Request
Which lines hold the word "compliment"? Copy each one.

Data listing
_ _ _ _

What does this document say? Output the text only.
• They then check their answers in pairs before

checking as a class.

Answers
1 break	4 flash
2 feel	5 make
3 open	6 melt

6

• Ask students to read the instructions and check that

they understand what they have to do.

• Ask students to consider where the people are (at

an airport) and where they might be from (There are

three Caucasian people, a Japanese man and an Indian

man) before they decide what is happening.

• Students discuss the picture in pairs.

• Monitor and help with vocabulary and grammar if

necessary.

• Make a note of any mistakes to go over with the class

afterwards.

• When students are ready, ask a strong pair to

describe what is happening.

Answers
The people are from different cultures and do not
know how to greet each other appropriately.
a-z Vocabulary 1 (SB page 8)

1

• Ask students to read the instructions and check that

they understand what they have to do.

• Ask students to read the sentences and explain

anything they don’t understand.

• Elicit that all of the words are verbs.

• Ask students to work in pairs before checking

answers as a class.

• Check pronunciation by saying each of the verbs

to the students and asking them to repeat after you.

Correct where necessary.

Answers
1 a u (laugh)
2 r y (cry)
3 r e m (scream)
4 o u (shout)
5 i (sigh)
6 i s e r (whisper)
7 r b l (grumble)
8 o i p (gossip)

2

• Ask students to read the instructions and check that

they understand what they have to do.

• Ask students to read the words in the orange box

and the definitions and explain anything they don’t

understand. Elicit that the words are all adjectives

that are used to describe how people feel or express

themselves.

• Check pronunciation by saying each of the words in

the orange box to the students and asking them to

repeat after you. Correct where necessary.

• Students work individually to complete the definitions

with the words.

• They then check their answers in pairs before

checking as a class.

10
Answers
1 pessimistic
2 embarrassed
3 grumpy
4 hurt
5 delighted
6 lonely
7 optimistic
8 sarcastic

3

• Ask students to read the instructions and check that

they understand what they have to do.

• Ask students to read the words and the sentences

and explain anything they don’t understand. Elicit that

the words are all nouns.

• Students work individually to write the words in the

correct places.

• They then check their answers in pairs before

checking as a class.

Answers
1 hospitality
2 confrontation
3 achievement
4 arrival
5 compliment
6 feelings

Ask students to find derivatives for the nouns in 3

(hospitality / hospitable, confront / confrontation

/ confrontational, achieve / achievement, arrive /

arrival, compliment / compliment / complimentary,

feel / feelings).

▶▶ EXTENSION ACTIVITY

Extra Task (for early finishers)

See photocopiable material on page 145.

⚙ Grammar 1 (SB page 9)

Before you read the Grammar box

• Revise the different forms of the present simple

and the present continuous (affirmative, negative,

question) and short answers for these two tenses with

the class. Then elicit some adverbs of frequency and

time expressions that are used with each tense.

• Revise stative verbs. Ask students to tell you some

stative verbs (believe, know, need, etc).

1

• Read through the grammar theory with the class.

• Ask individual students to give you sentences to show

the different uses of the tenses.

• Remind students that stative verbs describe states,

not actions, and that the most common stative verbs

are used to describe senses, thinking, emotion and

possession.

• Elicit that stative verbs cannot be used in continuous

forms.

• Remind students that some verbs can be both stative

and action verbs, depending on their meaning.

_ _ _ _

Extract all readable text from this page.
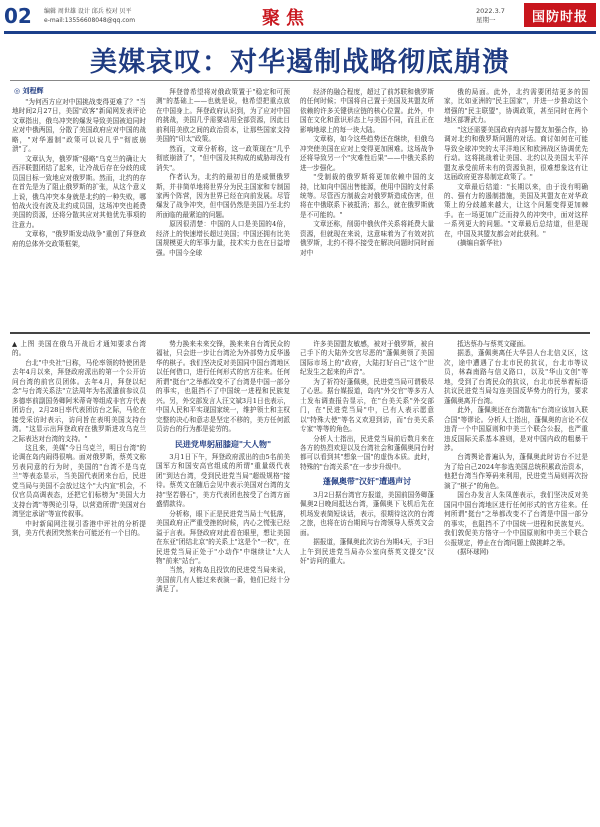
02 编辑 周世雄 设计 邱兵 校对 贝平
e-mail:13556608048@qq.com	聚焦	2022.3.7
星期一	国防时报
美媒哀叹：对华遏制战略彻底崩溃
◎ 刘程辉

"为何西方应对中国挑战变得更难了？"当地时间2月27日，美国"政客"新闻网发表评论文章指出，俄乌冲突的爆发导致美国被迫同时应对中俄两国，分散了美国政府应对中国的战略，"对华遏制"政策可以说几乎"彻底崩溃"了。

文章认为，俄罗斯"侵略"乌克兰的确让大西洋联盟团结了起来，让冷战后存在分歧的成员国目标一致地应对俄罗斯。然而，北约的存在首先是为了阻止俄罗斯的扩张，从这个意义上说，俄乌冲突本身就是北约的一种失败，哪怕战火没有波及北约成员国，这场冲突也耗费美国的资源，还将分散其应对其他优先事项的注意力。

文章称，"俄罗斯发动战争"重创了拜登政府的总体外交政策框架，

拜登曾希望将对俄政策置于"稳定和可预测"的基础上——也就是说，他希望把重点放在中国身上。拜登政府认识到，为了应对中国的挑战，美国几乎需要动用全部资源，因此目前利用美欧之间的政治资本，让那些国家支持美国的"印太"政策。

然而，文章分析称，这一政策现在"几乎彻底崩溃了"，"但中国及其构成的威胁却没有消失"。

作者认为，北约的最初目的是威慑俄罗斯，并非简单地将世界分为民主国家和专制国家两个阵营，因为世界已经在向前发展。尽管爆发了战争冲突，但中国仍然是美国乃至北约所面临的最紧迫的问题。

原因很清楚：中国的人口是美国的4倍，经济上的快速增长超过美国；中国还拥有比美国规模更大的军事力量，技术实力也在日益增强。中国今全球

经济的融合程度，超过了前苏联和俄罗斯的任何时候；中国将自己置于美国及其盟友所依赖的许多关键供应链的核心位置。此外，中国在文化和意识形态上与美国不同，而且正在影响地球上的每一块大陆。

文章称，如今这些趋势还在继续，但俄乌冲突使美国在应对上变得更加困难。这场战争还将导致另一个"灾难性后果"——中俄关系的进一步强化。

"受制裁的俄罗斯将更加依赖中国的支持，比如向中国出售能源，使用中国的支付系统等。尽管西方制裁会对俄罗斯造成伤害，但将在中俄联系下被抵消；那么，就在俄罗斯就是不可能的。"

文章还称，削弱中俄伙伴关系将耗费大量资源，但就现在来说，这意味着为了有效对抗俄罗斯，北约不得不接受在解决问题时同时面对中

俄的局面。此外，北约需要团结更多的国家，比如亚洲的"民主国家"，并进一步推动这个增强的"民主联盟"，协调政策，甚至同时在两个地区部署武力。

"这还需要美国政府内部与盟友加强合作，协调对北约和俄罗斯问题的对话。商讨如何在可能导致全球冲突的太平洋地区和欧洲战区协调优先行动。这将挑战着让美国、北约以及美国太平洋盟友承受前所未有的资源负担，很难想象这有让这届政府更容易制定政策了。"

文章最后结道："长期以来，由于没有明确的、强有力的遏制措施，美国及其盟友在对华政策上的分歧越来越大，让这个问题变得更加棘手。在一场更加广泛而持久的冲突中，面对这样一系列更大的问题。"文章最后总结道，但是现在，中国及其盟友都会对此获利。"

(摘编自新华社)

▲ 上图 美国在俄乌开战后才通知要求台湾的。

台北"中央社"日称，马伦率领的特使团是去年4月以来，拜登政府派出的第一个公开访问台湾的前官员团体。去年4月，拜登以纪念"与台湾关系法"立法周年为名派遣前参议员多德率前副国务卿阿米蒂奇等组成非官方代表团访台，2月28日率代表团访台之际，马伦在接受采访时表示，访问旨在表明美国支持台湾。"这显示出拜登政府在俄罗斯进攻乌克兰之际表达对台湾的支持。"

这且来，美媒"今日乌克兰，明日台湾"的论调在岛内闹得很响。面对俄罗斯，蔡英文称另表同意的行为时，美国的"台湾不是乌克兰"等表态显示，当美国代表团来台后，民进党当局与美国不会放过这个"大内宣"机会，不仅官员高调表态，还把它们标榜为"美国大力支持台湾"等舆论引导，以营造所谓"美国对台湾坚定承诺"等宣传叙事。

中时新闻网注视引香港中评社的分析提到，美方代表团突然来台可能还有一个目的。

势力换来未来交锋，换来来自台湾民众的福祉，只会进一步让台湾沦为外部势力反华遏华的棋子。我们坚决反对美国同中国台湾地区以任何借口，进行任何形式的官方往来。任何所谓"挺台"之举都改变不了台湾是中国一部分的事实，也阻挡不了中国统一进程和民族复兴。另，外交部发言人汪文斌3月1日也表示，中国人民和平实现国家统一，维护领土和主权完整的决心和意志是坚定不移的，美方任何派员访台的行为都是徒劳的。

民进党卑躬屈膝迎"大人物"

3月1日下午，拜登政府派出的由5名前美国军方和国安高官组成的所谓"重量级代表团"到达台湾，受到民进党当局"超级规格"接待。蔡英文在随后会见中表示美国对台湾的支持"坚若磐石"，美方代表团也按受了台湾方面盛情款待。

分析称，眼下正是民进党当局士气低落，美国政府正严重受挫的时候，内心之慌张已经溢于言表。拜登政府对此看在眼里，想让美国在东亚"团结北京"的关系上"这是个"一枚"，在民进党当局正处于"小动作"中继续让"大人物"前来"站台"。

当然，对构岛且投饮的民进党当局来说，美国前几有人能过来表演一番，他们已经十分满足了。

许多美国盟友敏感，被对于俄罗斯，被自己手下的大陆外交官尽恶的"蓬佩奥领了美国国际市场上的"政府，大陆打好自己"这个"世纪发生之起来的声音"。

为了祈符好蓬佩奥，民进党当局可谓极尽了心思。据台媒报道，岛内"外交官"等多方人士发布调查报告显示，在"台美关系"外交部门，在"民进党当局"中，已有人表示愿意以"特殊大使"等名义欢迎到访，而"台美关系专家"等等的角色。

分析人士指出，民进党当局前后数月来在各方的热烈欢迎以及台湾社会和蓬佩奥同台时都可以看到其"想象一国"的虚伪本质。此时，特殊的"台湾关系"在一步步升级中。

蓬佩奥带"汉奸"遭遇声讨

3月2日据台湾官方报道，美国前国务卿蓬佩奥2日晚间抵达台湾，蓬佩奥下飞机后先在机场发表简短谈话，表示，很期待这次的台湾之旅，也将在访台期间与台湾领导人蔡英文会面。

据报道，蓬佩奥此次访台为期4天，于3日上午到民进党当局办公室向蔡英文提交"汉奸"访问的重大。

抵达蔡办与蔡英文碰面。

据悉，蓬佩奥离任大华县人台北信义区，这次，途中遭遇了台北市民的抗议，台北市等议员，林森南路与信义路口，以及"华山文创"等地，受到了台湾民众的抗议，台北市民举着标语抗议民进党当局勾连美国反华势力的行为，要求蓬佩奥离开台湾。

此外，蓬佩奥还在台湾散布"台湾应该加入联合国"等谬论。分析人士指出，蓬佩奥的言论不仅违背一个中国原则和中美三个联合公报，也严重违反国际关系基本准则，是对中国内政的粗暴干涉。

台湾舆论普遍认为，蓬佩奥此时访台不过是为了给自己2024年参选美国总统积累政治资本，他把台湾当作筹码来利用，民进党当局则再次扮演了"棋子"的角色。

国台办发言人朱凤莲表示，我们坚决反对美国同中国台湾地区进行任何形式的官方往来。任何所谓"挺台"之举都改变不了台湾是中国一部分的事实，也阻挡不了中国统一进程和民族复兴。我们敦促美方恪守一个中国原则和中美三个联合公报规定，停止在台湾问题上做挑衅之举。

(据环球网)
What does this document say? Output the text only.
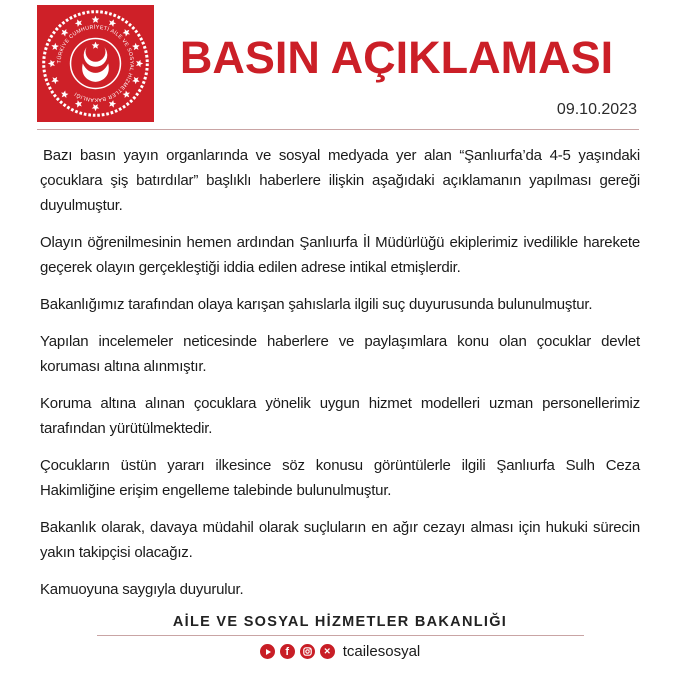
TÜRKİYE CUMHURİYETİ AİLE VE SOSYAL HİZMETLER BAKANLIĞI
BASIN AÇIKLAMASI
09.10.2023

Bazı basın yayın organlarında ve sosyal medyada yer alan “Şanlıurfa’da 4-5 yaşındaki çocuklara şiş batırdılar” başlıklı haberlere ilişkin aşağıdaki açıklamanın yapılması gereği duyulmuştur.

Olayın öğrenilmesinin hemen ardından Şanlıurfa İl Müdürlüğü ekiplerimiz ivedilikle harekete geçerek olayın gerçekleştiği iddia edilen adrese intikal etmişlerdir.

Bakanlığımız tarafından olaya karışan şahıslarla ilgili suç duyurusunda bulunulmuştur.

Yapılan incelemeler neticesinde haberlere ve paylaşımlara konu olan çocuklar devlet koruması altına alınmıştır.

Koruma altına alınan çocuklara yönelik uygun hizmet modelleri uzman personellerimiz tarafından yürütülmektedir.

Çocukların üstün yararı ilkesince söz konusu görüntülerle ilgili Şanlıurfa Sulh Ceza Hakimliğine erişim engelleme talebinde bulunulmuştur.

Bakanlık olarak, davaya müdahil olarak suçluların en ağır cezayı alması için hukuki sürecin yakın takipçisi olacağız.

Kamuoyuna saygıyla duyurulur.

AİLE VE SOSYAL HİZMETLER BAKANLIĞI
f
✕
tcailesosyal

_ _ _ _

Complete answer
5 compliment
arrival, compliment / compliment / complimentary,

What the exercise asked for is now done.